What to do.
From the first line to the last, please reproduce the material exactly, skipping the pictures.
*** Input records Section Begins ***
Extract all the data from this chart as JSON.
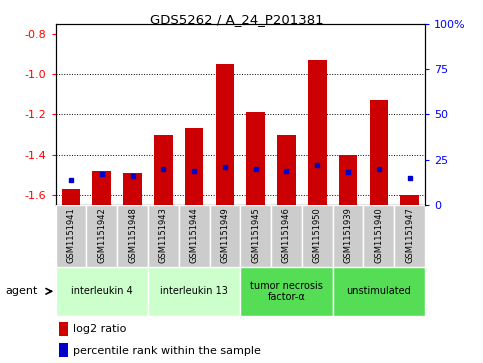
{
  "title": "GDS5262 / A_24_P201381",
  "samples": [
    "GSM1151941",
    "GSM1151942",
    "GSM1151948",
    "GSM1151943",
    "GSM1151944",
    "GSM1151949",
    "GSM1151945",
    "GSM1151946",
    "GSM1151950",
    "GSM1151939",
    "GSM1151940",
    "GSM1151947"
  ],
  "log2_ratio": [
    -1.57,
    -1.48,
    -1.49,
    -1.3,
    -1.27,
    -0.95,
    -1.19,
    -1.3,
    -0.93,
    -1.4,
    -1.13,
    -1.6
  ],
  "percentile_rank": [
    14,
    17,
    16,
    20,
    19,
    21,
    20,
    19,
    22,
    18,
    20,
    15
  ],
  "agents": [
    {
      "label": "interleukin 4",
      "start": 0,
      "end": 3,
      "color": "#ccffcc"
    },
    {
      "label": "interleukin 13",
      "start": 3,
      "end": 6,
      "color": "#ccffcc"
    },
    {
      "label": "tumor necrosis\nfactor-α",
      "start": 6,
      "end": 9,
      "color": "#55dd55"
    },
    {
      "label": "unstimulated",
      "start": 9,
      "end": 12,
      "color": "#55dd55"
    }
  ],
  "ylim_left": [
    -1.65,
    -0.75
  ],
  "ylim_right": [
    0,
    100
  ],
  "yticks_left": [
    -1.6,
    -1.4,
    -1.2,
    -1.0,
    -0.8
  ],
  "yticks_right": [
    0,
    25,
    50,
    75,
    100
  ],
  "bar_color": "#cc0000",
  "dot_color": "#0000cc",
  "sample_box_color": "#cccccc",
  "legend_log2_color": "#cc0000",
  "legend_pct_color": "#0000cc"
}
*** Input records Section Ends ***
Answer for the task.
Extract all the data from this chart as JSON.
{
  "title": "GDS5262 / A_24_P201381",
  "samples": [
    "GSM1151941",
    "GSM1151942",
    "GSM1151948",
    "GSM1151943",
    "GSM1151944",
    "GSM1151949",
    "GSM1151945",
    "GSM1151946",
    "GSM1151950",
    "GSM1151939",
    "GSM1151940",
    "GSM1151947"
  ],
  "log2_ratio": [
    -1.57,
    -1.48,
    -1.49,
    -1.3,
    -1.27,
    -0.95,
    -1.19,
    -1.3,
    -0.93,
    -1.4,
    -1.13,
    -1.6
  ],
  "percentile_rank": [
    14,
    17,
    16,
    20,
    19,
    21,
    20,
    19,
    22,
    18,
    20,
    15
  ],
  "agents": [
    {
      "label": "interleukin 4",
      "start": 0,
      "end": 3,
      "color": "#ccffcc"
    },
    {
      "label": "interleukin 13",
      "start": 3,
      "end": 6,
      "color": "#ccffcc"
    },
    {
      "label": "tumor necrosis\nfactor-α",
      "start": 6,
      "end": 9,
      "color": "#55dd55"
    },
    {
      "label": "unstimulated",
      "start": 9,
      "end": 12,
      "color": "#55dd55"
    }
  ],
  "ylim_left": [
    -1.65,
    -0.75
  ],
  "ylim_right": [
    0,
    100
  ],
  "yticks_left": [
    -1.6,
    -1.4,
    -1.2,
    -1.0,
    -0.8
  ],
  "yticks_right": [
    0,
    25,
    50,
    75,
    100
  ],
  "bar_color": "#cc0000",
  "dot_color": "#0000cc",
  "sample_box_color": "#cccccc",
  "legend_log2_color": "#cc0000",
  "legend_pct_color": "#0000cc"
}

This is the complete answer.